Provided data |
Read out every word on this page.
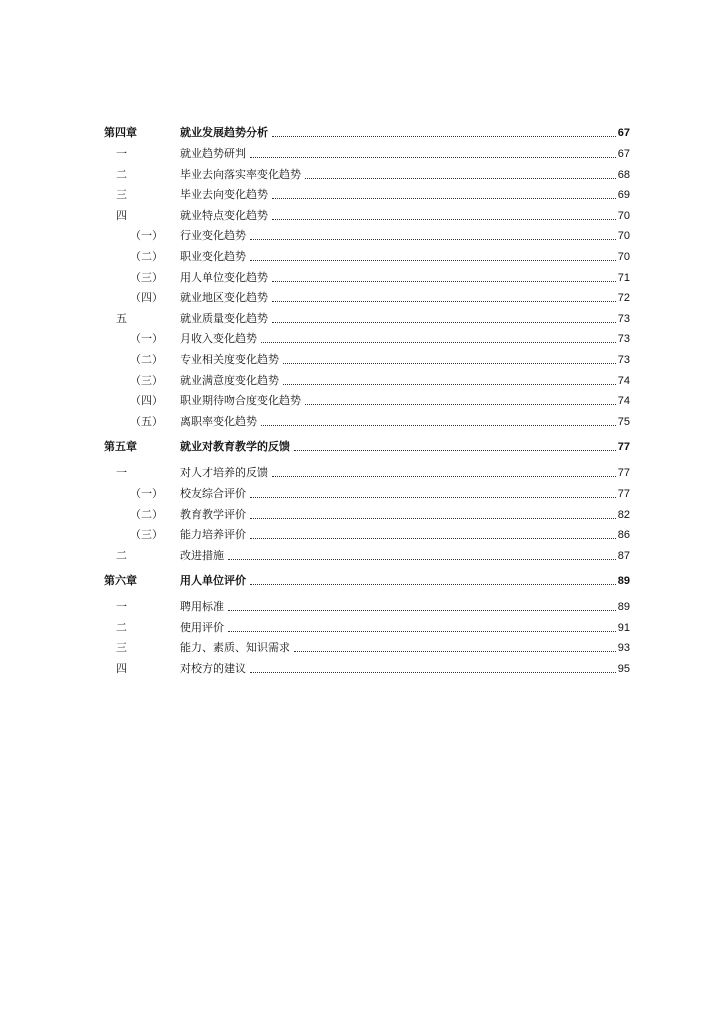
第四章	就业发展趋势分析	67
一	就业趋势研判	67
二	毕业去向落实率变化趋势	68
三	毕业去向变化趋势	69
四	就业特点变化趋势	70
（一） 行业变化趋势	70
（二） 职业变化趋势	70
（三） 用人单位变化趋势	71
（四） 就业地区变化趋势	72
五	就业质量变化趋势	73
（一） 月收入变化趋势	73
（二） 专业相关度变化趋势	73
（三） 就业满意度变化趋势	74
（四） 职业期待吻合度变化趋势	74
（五） 离职率变化趋势	75
第五章	就业对教育教学的反馈	77
一	对人才培养的反馈	77
（一） 校友综合评价	77
（二） 教育教学评价	82
（三） 能力培养评价	86
二	改进措施	87
第六章	用人单位评价	89
一	聘用标准	89
二	使用评价	91
三	能力、素质、知识需求	93
四	对校方的建议	95
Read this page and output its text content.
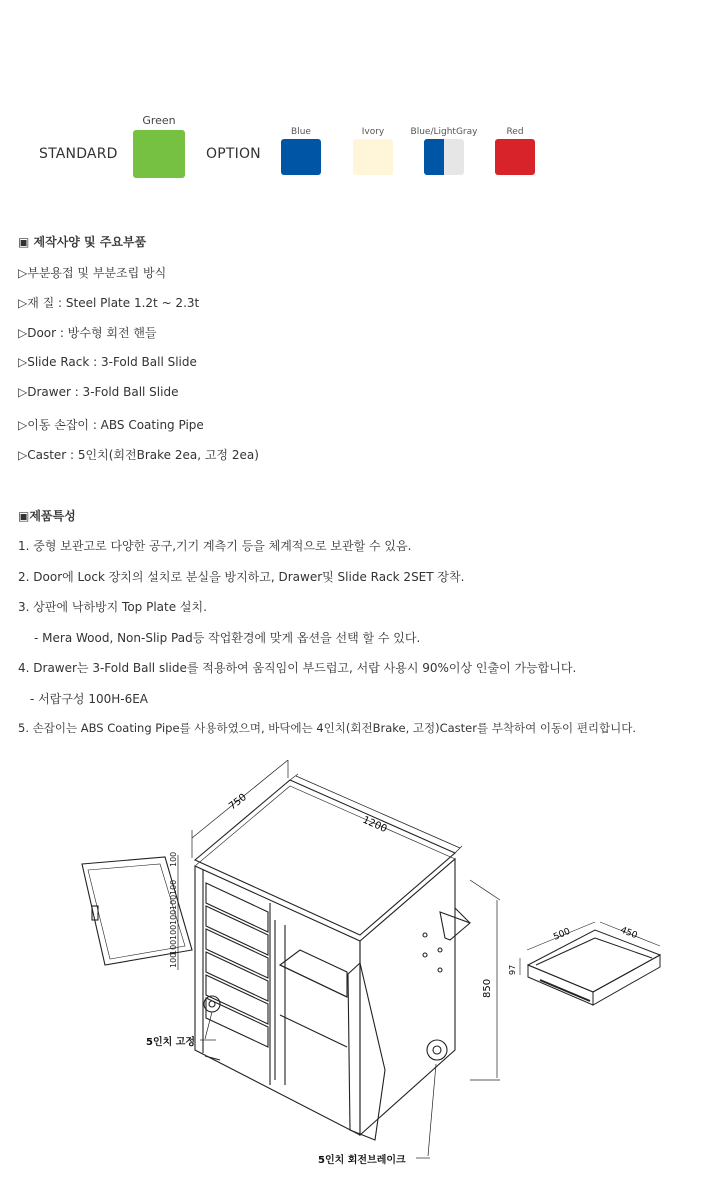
STANDARD
Green
OPTION
Blue	Ivory	Blue/LightGray	Red
▣ 제작사양 및 주요부품
▷부분용접 및 부분조립 방식
▷재 질 : Steel Plate 1.2t ~ 2.3t
▷Door : 방수형 회전 핸들
▷Slide Rack : 3-Fold Ball Slide
▷Drawer : 3-Fold Ball Slide
▷이동 손잡이 : ABS Coating Pipe
▷Caster : 5인치(회전Brake 2ea, 고정 2ea)
▣제품특성
1. 중형 보관고로 다양한 공구,기기 계측기 등을 체계적으로 보관할 수 있음.
2. Door에 Lock 장치의 설치로 분실을 방지하고, Drawer및 Slide Rack 2SET 장착.
3. 상판에 낙하방지 Top Plate 설치.
- Mera Wood, Non-Slip Pad등 작업환경에 맞게 옵션을 선택 할 수 있다.
4. Drawer는 3-Fold Ball slide를 적용하여 움직임이 부드럽고, 서랍 사용시 90%이상 인출이 가능합니다.
- 서랍구성 100H-6EA
5. 손잡이는 ABS Coating Pipe를 사용하였으며, 바닥에는 4인치(회전Brake, 고정)Caster를 부착하여 이동이 편리합니다.
750
1200
850
100
100
100
100
100
100
100
500	450
97
5인치 고정
5인치 회전브레이크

Instructions for the task |
Find every line of the data that holds the string "this", then say how many there are and nothing else.

Solved exercise |
2